* [EXERCISE DETAILS] Give back the lines below word for word, with no changes.

━━━━━━━━━━━━━━━━━━━━

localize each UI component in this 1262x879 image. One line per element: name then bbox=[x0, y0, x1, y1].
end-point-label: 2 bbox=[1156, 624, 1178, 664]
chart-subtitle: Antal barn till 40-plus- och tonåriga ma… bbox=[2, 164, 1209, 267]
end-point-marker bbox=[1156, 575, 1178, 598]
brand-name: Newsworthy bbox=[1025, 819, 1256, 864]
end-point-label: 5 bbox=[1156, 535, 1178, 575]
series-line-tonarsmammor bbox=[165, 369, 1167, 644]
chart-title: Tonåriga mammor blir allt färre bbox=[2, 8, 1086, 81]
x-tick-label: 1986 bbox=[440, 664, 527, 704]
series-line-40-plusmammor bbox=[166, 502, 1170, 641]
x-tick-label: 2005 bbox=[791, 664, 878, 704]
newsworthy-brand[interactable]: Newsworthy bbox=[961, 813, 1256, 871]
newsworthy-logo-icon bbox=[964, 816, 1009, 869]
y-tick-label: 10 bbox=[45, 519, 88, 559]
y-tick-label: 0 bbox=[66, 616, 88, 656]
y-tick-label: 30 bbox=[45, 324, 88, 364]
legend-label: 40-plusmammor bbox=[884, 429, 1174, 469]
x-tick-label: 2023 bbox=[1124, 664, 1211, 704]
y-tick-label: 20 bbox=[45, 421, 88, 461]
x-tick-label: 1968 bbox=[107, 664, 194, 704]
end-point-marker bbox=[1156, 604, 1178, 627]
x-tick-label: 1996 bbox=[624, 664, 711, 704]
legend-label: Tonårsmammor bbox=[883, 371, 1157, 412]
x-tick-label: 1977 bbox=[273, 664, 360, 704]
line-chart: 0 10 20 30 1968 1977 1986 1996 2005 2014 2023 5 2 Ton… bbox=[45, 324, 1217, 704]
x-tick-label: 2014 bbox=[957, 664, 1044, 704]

━━━━━━━━━━━━━━━━━━━━

* [FINAL RESULT]
localize each UI component in this 1262x879 image. One line per element: name then bbox=[x0, y0, x1, y1].
end-point-label: 2 bbox=[1156, 624, 1178, 664]
chart-subtitle: Antal barn till 40-plus- och tonåriga ma… bbox=[2, 164, 1209, 267]
end-point-marker bbox=[1156, 575, 1178, 598]
brand-name: Newsworthy bbox=[1025, 819, 1256, 864]
end-point-label: 5 bbox=[1156, 535, 1178, 575]
series-line-tonarsmammor bbox=[165, 369, 1167, 644]
chart-title: Tonåriga mammor blir allt färre bbox=[2, 8, 1086, 81]
x-tick-label: 1986 bbox=[440, 664, 527, 704]
series-line-40-plusmammor bbox=[166, 502, 1170, 641]
x-tick-label: 2005 bbox=[791, 664, 878, 704]
newsworthy-brand[interactable]: Newsworthy bbox=[961, 813, 1256, 871]
newsworthy-logo-icon bbox=[964, 816, 1009, 869]
y-tick-label: 10 bbox=[45, 519, 88, 559]
y-tick-label: 0 bbox=[66, 616, 88, 656]
y-tick-label: 30 bbox=[45, 324, 88, 364]
legend-label: 40-plusmammor bbox=[884, 429, 1174, 469]
x-tick-label: 2023 bbox=[1124, 664, 1211, 704]
y-tick-label: 20 bbox=[45, 421, 88, 461]
x-tick-label: 1968 bbox=[107, 664, 194, 704]
end-point-marker bbox=[1156, 604, 1178, 627]
x-tick-label: 1996 bbox=[624, 664, 711, 704]
legend-label: Tonårsmammor bbox=[883, 371, 1157, 412]
x-tick-label: 1977 bbox=[273, 664, 360, 704]
line-chart: 0 10 20 30 1968 1977 1986 1996 2005 2014 2023 5 2 Ton… bbox=[45, 324, 1217, 704]
x-tick-label: 2014 bbox=[957, 664, 1044, 704]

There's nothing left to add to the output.